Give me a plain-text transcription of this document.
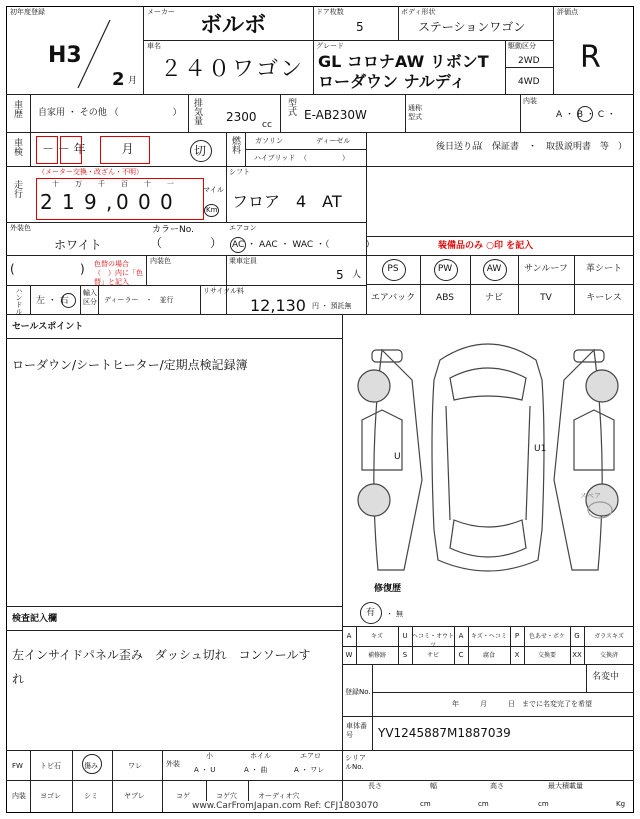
初年度登録
H3
2 月
メーカー
ボルボ
車名
２４０ワゴン
ドア枚数
5
ボディ形状
ステーションワゴン
グレード
GL コロナAW リボンT
ローダウン ナルディ
駆動区分
2WD
4WD
評価点
R
車歴 自家用 ・ その他 （　　　　　　） 排気量 2300
cc
型式 E-AB230W	通称型式
内装
A ・ B ・ C ・
車検 － － 年　　　月	切	燃料 ガソリン	ディーゼル
ハイブリッド （　　　　　）
後日送り品
（　保証書　・　取扱説明書　等　）
走行
（メーター交換・改ざん・不明）
十 万 千 百 十 一
2 1 9 , 0 0 0	マイル
Km
シフト
フロア　4　AT
外装色
ホワイト
カラーNo.
（　　　　）
エアコン
AC ・ AAC ・ WAC ・（　　　　）	装備品のみ ○印 を記入
(	) 色替の場合 （　）内に「色替」と記入
内装色	乗車定員
5 人
PS	PW	AW	サンルーフ	革シート
エアバック	ABS	ナビ	TV	キーレス
ハンドル 左 ・ 右
輸入区分 ディーラー　・　並行
リサイクル料
12,130 円 ・ 預託無
セールスポイント
ローダウン/シートヒーター/定期点検記録簿
U
U1
スペア
修復歴
有 ・ 無
検査記入欄
左インサイドパネル歪み　ダッシュ切れ　コンソールす
れ
A	キズ	U ヘコミ・オウトツ
A	キズ・ヘコミ	P	色あせ・ボケ	G	ガラスキズ
W	補修跡	S	サビ	C	腐食	X	交換要	XX	交換済
登録No.
名変中
年　　　月　　　日　までに名変完了を希望
車体番号	YV1245887M1887039
FW トビ石	傷み	ワレ	外装
小
A ・ U
ホイル
A ・ 曲
エアロ
A ・ ワレ
シリアルNo.
内装 ヨゴレ	シミ	ヤブレ	コゲ	コゲ穴	オーディオ穴
長さ	幅	高さ	最大積載量
cm	cm	cm	Kg
www.CarFromJapan.com Ref: CFJ1803070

● **Stated exercise**
Leave the pictures out, and print every line of the listing exactly as written.

● **Answer to this task**
Give me a plain-text transcription of this document.
初年度登録
H3
2 月
メーカー
ボルボ
車名
２４０ワゴン
ドア枚数
5
ボディ形状
ステーションワゴン
グレード
GL コロナAW リボンT
ローダウン ナルディ
駆動区分
2WD
4WD
評価点
R
車歴 自家用 ・ その他 （　　　　　　） 排気量 2300
cc
型式 E-AB230W	通称型式
内装
A ・ B ・ C ・
車検 － － 年　　　月	切	燃料 ガソリン	ディーゼル
ハイブリッド （　　　　　）
後日送り品
（　保証書　・　取扱説明書　等　）
走行
（メーター交換・改ざん・不明）
十 万 千 百 十 一
2 1 9 , 0 0 0	マイル
Km
シフト
フロア　4　AT
外装色
ホワイト
カラーNo.
（　　　　）
エアコン
AC ・ AAC ・ WAC ・（　　　　）	装備品のみ ○印 を記入
(	) 色替の場合 （　）内に「色替」と記入
内装色	乗車定員
5 人
PS	PW	AW	サンルーフ	革シート
エアバック	ABS	ナビ	TV	キーレス
ハンドル 左 ・ 右
輸入区分 ディーラー　・　並行
リサイクル料
12,130 円 ・ 預託無
セールスポイント
ローダウン/シートヒーター/定期点検記録簿
U
U1
スペア
修復歴
有 ・ 無
検査記入欄
左インサイドパネル歪み　ダッシュ切れ　コンソールす
れ
A	キズ	U ヘコミ・オウトツ
A	キズ・ヘコミ	P	色あせ・ボケ	G	ガラスキズ
W	補修跡	S	サビ	C	腐食	X	交換要	XX	交換済
登録No.
名変中
年　　　月　　　日　までに名変完了を希望
車体番号	YV1245887M1887039
FW トビ石	傷み	ワレ	外装
小
A ・ U
ホイル
A ・ 曲
エアロ
A ・ ワレ
シリアルNo.
内装 ヨゴレ	シミ	ヤブレ	コゲ	コゲ穴	オーディオ穴
長さ	幅	高さ	最大積載量
cm	cm	cm	Kg
www.CarFromJapan.com Ref: CFJ1803070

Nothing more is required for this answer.